● WHAT THE TASK ASKS
Every line below that contains "Informations" is to be copied.

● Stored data
****

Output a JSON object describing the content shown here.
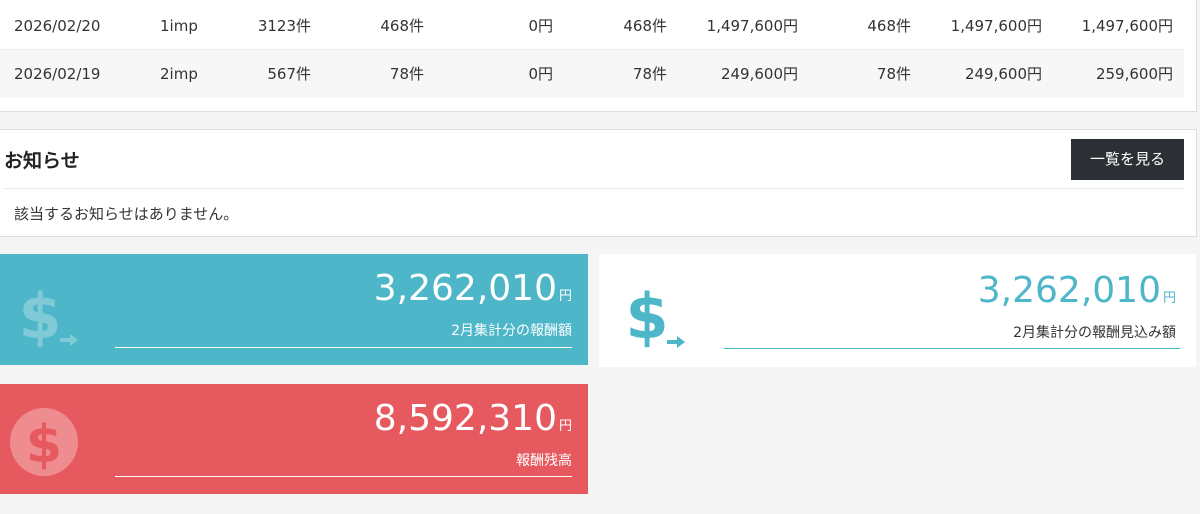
{
  "table": {
    "rows": [
      [
        "2026/02/20",
        "1imp",
        "3123件",
        "468件",
        "0円",
        "468件",
        "1,497,600円",
        "468件",
        "1,497,600円",
        "1,497,600円"
      ],
      [
        "2026/02/19",
        "2imp",
        "567件",
        "78件",
        "0円",
        "78件",
        "249,600円",
        "78件",
        "249,600円",
        "259,600円"
      ]
    ]
  },
  "notice": {
    "title": "お知らせ",
    "view_all_label": "一覧を見る",
    "empty_message": "該当するお知らせはありません。"
  },
  "cards": {
    "monthly_reward": {
      "amount": "3,262,010",
      "unit": "円",
      "label": "2月集計分の報酬額",
      "icon": "dollar-transfer-icon"
    },
    "estimated_reward": {
      "amount": "3,262,010",
      "unit": "円",
      "label": "2月集計分の報酬見込み額",
      "icon": "dollar-transfer-icon"
    },
    "reward_balance": {
      "amount": "8,592,310",
      "unit": "円",
      "label": "報酬残高",
      "icon": "dollar-coin-icon"
    }
  },
  "colors": {
    "teal": "#4db6c8",
    "red": "#e5595f",
    "dark_button": "#2c3035"
  }
}
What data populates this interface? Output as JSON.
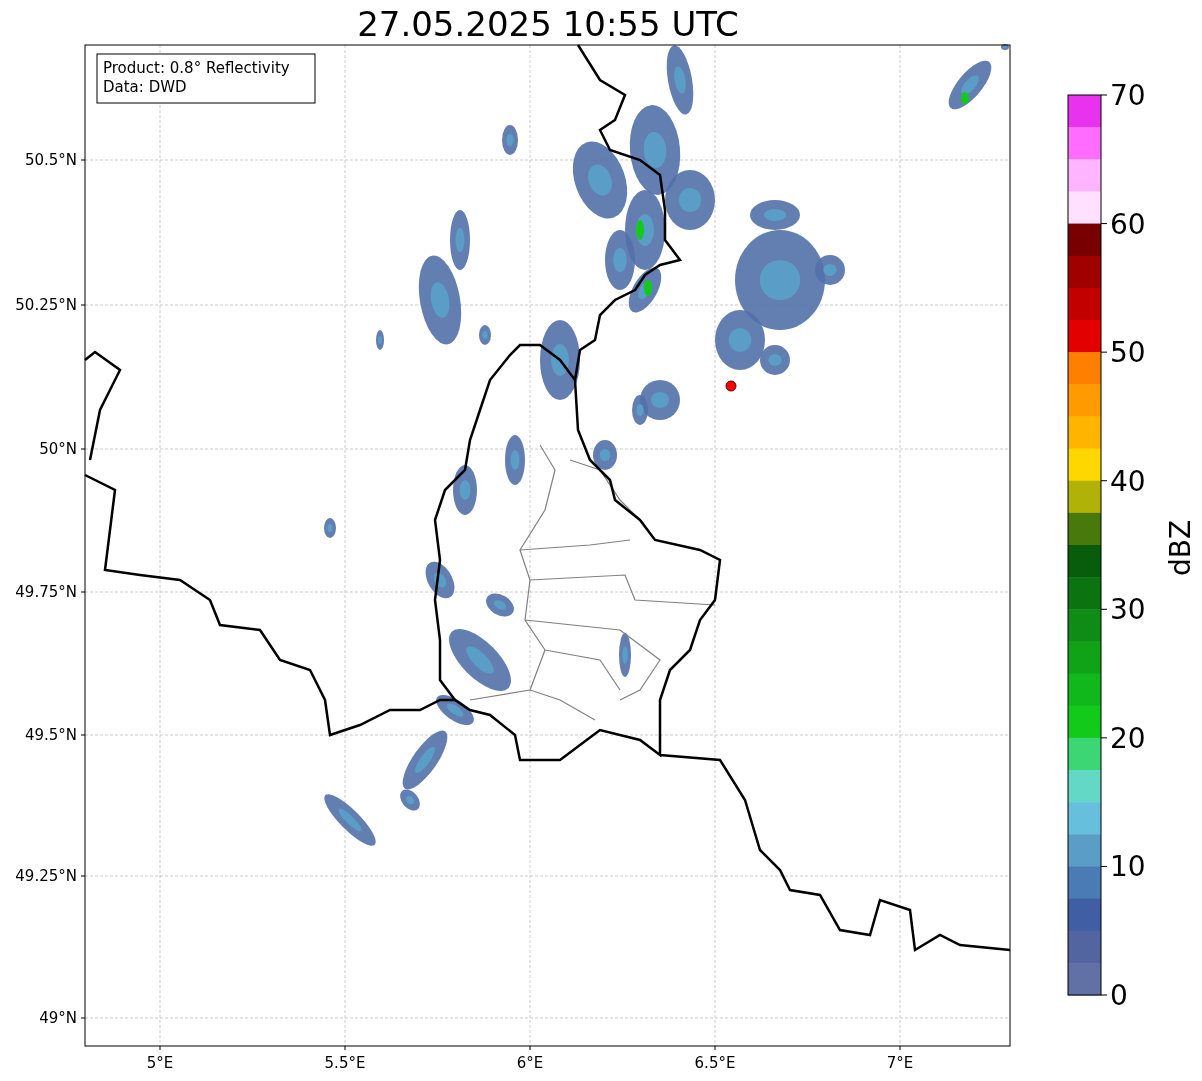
{
  "title": "27.05.2025 10:55 UTC",
  "annotation": [
    "Product: 0.8° Reflectivity",
    "Data: DWD"
  ],
  "y_axis": {
    "ticks": [
      "50.5°N",
      "50.25°N",
      "50°N",
      "49.75°N",
      "49.5°N",
      "49.25°N",
      "49°N"
    ]
  },
  "x_axis": {
    "ticks": [
      "5°E",
      "5.5°E",
      "6°E",
      "6.5°E",
      "7°E"
    ]
  },
  "colorbar": {
    "label": "dBZ",
    "ticks": [
      "70",
      "60",
      "50",
      "40",
      "30",
      "20",
      "10",
      "0"
    ],
    "segments": [
      {
        "color": "#e832ef"
      },
      {
        "color": "#ff6cff"
      },
      {
        "color": "#ffb4ff"
      },
      {
        "color": "#ffe0ff"
      },
      {
        "color": "#780000"
      },
      {
        "color": "#a10000"
      },
      {
        "color": "#c20000"
      },
      {
        "color": "#e20000"
      },
      {
        "color": "#ff7f00"
      },
      {
        "color": "#ff9b00"
      },
      {
        "color": "#ffb400"
      },
      {
        "color": "#ffd700"
      },
      {
        "color": "#b0b207"
      },
      {
        "color": "#477a0a"
      },
      {
        "color": "#085d0c"
      },
      {
        "color": "#0b7410"
      },
      {
        "color": "#0e8c15"
      },
      {
        "color": "#10a318"
      },
      {
        "color": "#11b81c"
      },
      {
        "color": "#12ca1a"
      },
      {
        "color": "#3dd675"
      },
      {
        "color": "#62d8c5"
      },
      {
        "color": "#66c0dd"
      },
      {
        "color": "#5a9ec8"
      },
      {
        "color": "#4b7bb4"
      },
      {
        "color": "#405ea3"
      },
      {
        "color": "#5265a0"
      },
      {
        "color": "#6271a5"
      }
    ]
  }
}
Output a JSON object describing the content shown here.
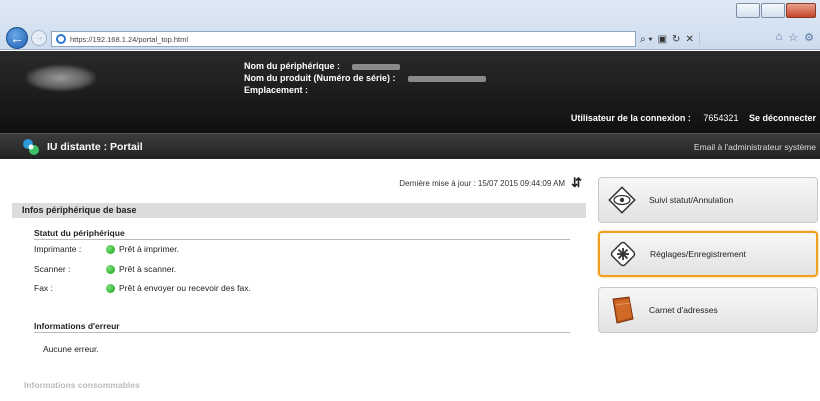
{
  "browser": {
    "url": "https://192.168.1.24/portal_top.html",
    "search_symbol": "⌕ ▾",
    "security_icon": "lock-icon",
    "refresh_symbol": "↻",
    "stop_symbol": "✕"
  },
  "header": {
    "device_name_label": "Nom du périphérique :",
    "product_name_label": "Nom du produit (Numéro de série) :",
    "location_label": "Emplacement :",
    "login_label": "Utilisateur de la connexion :",
    "login_user": "7654321",
    "logout": "Se déconnecter"
  },
  "titlebar": {
    "title": "IU distante : Portail",
    "email_admin": "Email à l'administrateur système"
  },
  "main": {
    "last_update": "Dernière mise à jour : 15/07 2015 09:44:09 AM",
    "basic_info_title": "Infos périphérique de base",
    "device_status_title": "Statut du périphérique",
    "status": [
      {
        "label": "Imprimante :",
        "value": "Prêt à imprimer."
      },
      {
        "label": "Scanner :",
        "value": "Prêt à scanner."
      },
      {
        "label": "Fax :",
        "value": "Prêt à envoyer ou recevoir des fax."
      }
    ],
    "error_title": "Informations d'erreur",
    "error_value": "Aucune erreur.",
    "consumables_title": "Informations consommables"
  },
  "menu": [
    {
      "label": "Suivi statut/Annulation",
      "icon": "eye-icon"
    },
    {
      "label": "Réglages/Enregistrement",
      "icon": "settings-icon"
    },
    {
      "label": "Carnet d'adresses",
      "icon": "address-book-icon"
    }
  ],
  "colors": {
    "active_border": "#f0a020",
    "status_ok": "#16a016",
    "header_bg": "#101010"
  }
}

****

● REPLY TO THE EXERCISE
    "error_title": "Informations d'erreur",
    "consumables_title": "Informations consommables"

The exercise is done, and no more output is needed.